**Consigne donnée 1:** Relève toutes les personnes désignées par l'abréviation « M. » dans le passage sur la conjuration de Boulogne.
**Consigne donnée 2:** Transcris en liste JSON de chaînes, à raison d'une chaîne par ligne, les entrées comprises entre la ligne contenant « List every element » et celle contenant « y-tick-label: -0.04 bbox=[31, 377, 45, 405] », bornes incluses. Laisse de côté les lignes vides et omets les images.

**Passage fourni:**
M. Bacciochi, parent du prétendant impérial, et aujourd'hui premier chambellan, surintendant des spectacles, de la musique, de la chapelle, etc. de l'Empereur Napoléon III, était alors chambellan du roi de Wurtemberg, il fut aussi accusé de faire partie de la conjuration de Boulogne et arrêté, mais on ne le comprit pas dans les poursuites et on le relâcha bientôt.

Le gouvernement français était parfaitement informé de toutes les manœuvres et de tous les projets du parti bonapartiste, par sa police et particulièrement par M. Crouy-Chanel qui lui vendait les secrets des conjurés. On lit en effet dans le Moniteur-parisien du 7 août 1846 :

Le gouvernement savait depuis assez longtemps que Louis Bonaparte et ses agents avaient le projet de devancer l'époque de la translation des restes de l'Empereur Napoléon pour occuper d'eux le public par quelque-tentative inattendue. Des émissaires avaient sans cesse voyagé de Paris à Londres, de Londres à nos places de guerre, pour étudier l'esprit de nos garnisons et se livrer à ces manœuvres aussi vaines que coupables, qui sont un passetemps pour certains esprits.

Depuis quelques jours il n'était plus permis de douter que le moment de l'action ne fut arrivé. Des ordres et des avertissements avaient été donnés en conséquence dans toutes les villes que désignaient les chimériques espérances des habitués de Carlton-Garden[1] et sur tous les points du littoral ou de la frontière.

 

Le Courrier de l''Europe, journal français, qui se publie à Londres, avait annoncé dans ses colonnes, quinze jours avant l'échauffourée de Boulogne, qu'une descente devait avoir lieu sur la côte de France et mentionnait même cette dernière ville comme un des ports où devait se faire le débarquement. Il donnait tous les détails de l'expédition avec précision, et indiquait les principaux acteurs de la conspiration ; il était si bien informé qu'il avait même annoncé que M. Thiers serait nommé membre du futur gouvernement provisoire.

**Données de l'exercice:**
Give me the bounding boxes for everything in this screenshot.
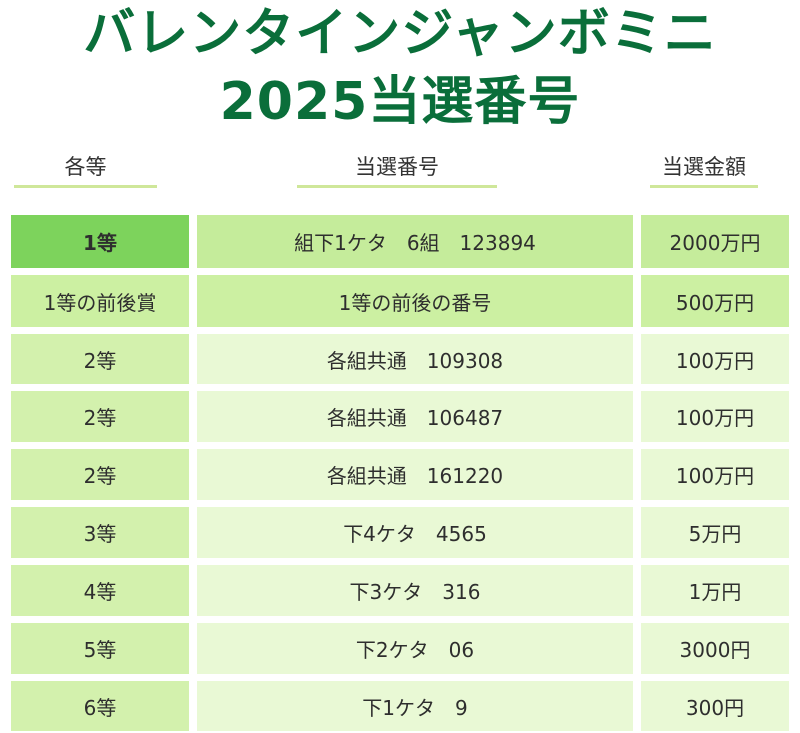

* * *

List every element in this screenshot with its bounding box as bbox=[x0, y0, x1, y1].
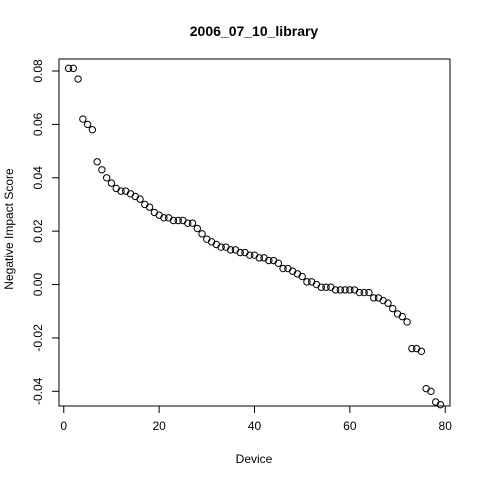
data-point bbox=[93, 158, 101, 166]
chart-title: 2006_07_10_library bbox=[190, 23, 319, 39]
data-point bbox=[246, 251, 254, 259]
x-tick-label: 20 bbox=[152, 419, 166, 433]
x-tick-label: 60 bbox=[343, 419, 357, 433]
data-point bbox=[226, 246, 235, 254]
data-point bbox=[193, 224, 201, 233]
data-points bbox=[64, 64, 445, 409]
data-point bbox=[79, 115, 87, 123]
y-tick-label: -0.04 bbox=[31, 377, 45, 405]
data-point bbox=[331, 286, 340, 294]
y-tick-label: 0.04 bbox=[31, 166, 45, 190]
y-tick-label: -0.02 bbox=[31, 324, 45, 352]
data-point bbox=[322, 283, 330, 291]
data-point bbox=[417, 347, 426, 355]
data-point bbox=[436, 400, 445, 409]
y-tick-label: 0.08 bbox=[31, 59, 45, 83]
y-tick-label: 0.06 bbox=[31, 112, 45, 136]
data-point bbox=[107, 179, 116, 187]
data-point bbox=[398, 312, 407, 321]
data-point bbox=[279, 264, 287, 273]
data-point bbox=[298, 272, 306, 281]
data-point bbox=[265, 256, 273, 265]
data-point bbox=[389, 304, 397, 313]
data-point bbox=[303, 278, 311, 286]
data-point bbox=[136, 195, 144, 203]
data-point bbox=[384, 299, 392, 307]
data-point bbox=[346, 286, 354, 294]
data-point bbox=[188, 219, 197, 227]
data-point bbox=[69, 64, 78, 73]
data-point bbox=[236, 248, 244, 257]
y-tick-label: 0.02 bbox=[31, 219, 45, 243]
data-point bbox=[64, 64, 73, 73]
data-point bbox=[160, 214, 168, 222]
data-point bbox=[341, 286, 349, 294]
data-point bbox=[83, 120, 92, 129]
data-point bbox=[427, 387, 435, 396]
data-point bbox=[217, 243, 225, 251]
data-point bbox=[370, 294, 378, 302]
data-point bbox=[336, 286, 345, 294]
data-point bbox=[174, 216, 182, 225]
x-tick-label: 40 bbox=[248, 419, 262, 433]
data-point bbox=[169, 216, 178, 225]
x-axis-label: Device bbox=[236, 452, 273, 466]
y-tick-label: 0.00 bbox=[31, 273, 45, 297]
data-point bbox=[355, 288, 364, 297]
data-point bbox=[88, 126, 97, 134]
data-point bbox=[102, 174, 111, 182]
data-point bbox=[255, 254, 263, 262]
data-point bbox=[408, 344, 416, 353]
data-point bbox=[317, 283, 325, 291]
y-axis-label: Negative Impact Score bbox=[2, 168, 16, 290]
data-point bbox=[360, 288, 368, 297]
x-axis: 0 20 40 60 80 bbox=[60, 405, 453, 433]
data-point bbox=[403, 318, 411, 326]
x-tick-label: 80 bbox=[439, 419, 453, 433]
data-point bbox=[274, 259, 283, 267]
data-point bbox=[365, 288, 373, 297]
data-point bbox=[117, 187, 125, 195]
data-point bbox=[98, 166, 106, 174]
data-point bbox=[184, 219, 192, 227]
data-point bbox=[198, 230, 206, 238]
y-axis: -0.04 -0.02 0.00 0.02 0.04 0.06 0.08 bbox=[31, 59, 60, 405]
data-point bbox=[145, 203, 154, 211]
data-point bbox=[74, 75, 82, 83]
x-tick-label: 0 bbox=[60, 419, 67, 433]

**Réponse complète 1:** M. Bacciochi, M. Crouy-Chanel, M. Thiers

**Réponse complète 2:**
[
  "List every element in this screenshot with its bounding box as bbox=[x0, y0, x1, y1].",
  "data-point bbox=[93, 158, 101, 166]",
  "chart-title: 2006_07_10_library bbox=[190, 23, 319, 39]",
  "data-point bbox=[246, 251, 254, 259]",
  "x-tick-label: 20 bbox=[152, 419, 166, 433]",
  "x-tick-label: 60 bbox=[343, 419, 357, 433]",
  "data-point bbox=[226, 246, 235, 254]",
  "data-point bbox=[193, 224, 201, 233]",
  "data-points bbox=[64, 64, 445, 409]",
  "data-point bbox=[79, 115, 87, 123]",
  "y-tick-label: -0.04 bbox=[31, 377, 45, 405]"
]